--- BEGIN ---

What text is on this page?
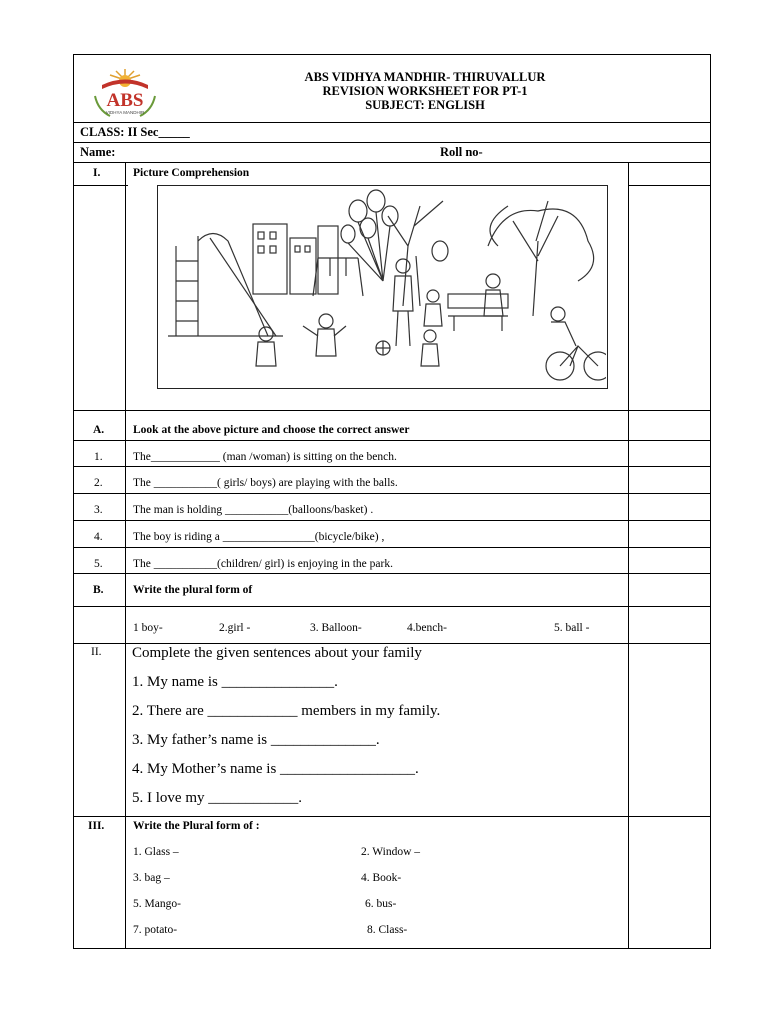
ABS
VIDHYA MANDHIR
ABS VIDHYA MANDHIR- THIRUVALLUR
REVISION WORKSHEET FOR PT-1
SUBJECT: ENGLISH
CLASS: II Sec_____
Name:	Roll no-
I.	Picture Comprehension
A.	Look at the above picture and choose the correct answer
1.	The____________ (man /woman) is sitting on the bench.
2.	The ___________( girls/ boys) are playing with the balls.
3.	The man is holding ___________(balloons/basket) .
4.	The boy is riding a ________________(bicycle/bike) ,
5.	The ___________(children/ girl) is enjoying in the park.
B.	Write the plural form of
1 boy-	2.girl -	3. Balloon-	4.bench-	5. ball -
II. Complete the given sentences about your family
1. My name is _______________.
2. There are ____________ members in my family.
3. My father’s name is ______________.
4. My Mother’s name is __________________.
5. I love my ____________.
III. Write the Plural form of :
1. Glass –	2. Window –
3. bag –	4. Book-
5. Mango-	6. bus-
7. potato-	8. Class-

--- END ---

Required task
Output the data exactly. Pictures don't belong in the result.

Answer below
What text is on this page?
ABS
VIDHYA MANDHIR
ABS VIDHYA MANDHIR- THIRUVALLUR
REVISION WORKSHEET FOR PT-1
SUBJECT: ENGLISH
CLASS: II Sec_____
Name:	Roll no-
I.	Picture Comprehension
A.	Look at the above picture and choose the correct answer
1.	The____________ (man /woman) is sitting on the bench.
2.	The ___________( girls/ boys) are playing with the balls.
3.	The man is holding ___________(balloons/basket) .
4.	The boy is riding a ________________(bicycle/bike) ,
5.	The ___________(children/ girl) is enjoying in the park.
B.	Write the plural form of
1 boy-	2.girl -	3. Balloon-	4.bench-	5. ball -
II. Complete the given sentences about your family
1. My name is _______________.
2. There are ____________ members in my family.
3. My father’s name is ______________.
4. My Mother’s name is __________________.
5. I love my ____________.
III. Write the Plural form of :
1. Glass –	2. Window –
3. bag –	4. Book-
5. Mango-	6. bus-
7. potato-	8. Class-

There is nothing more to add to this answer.